» Given instruction: Starting at the line that contains "Read this page and output its text content.", transcribe every remaining line of the entries exactly, including the last one.

» Input material:
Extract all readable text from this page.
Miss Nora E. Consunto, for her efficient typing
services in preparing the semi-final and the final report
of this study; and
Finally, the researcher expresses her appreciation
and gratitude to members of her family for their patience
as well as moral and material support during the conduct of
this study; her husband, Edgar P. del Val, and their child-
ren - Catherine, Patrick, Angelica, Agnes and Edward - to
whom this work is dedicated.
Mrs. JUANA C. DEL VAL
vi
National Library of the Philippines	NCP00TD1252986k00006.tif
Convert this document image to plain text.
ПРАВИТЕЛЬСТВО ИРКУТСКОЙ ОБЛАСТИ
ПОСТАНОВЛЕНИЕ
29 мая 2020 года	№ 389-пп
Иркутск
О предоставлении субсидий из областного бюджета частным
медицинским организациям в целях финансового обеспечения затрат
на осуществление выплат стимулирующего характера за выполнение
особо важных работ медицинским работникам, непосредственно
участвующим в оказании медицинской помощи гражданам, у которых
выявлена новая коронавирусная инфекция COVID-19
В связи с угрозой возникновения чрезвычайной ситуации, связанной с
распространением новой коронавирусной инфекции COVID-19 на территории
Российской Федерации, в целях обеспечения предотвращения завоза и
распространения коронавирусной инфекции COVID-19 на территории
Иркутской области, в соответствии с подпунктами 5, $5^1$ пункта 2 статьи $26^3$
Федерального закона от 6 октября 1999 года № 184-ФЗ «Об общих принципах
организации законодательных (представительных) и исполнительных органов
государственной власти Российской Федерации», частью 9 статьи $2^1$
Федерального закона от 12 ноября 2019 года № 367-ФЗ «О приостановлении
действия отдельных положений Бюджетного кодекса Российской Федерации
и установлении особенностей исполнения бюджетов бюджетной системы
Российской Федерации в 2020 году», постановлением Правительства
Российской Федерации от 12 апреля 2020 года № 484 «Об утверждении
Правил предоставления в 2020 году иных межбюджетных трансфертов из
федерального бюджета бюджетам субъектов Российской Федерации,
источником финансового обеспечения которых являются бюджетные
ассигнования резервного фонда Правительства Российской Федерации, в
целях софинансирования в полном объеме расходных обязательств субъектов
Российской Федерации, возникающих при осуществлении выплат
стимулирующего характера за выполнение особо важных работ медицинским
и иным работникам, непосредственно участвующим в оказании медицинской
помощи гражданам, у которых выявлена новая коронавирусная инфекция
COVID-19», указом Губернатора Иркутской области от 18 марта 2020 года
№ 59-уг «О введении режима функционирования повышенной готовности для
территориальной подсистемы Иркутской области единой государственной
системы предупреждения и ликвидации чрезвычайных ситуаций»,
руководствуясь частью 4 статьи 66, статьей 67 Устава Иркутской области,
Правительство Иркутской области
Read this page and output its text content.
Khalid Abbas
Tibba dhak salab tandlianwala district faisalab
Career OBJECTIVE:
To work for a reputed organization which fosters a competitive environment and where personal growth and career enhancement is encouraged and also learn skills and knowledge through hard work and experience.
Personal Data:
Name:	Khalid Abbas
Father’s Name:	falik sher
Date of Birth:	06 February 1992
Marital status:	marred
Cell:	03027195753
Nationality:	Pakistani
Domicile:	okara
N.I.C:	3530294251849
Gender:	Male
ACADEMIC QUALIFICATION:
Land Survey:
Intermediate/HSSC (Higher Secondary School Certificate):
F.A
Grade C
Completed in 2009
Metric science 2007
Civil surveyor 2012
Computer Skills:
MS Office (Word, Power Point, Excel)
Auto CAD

» Full answer:
Read this page and output its text content.
Khalid Abbas
Tibba dhak salab tandlianwala district faisalab
Career OBJECTIVE:
To work for a reputed organization which fosters a competitive environment and where personal growth and career enhancement is encouraged and also learn skills and knowledge through hard work and experience.
Personal Data:
Name:	Khalid Abbas
Father’s Name:	falik sher
Date of Birth:	06 February 1992
Marital status:	marred
Cell:	03027195753
Nationality:	Pakistani
Domicile:	okara
N.I.C:	3530294251849
Gender:	Male
ACADEMIC QUALIFICATION:
Land Survey:
Intermediate/HSSC (Higher Secondary School Certificate):
F.A
Grade C
Completed in 2009
Metric science 2007
Civil surveyor 2012
Computer Skills:
MS Office (Word, Power Point, Excel)
Auto CAD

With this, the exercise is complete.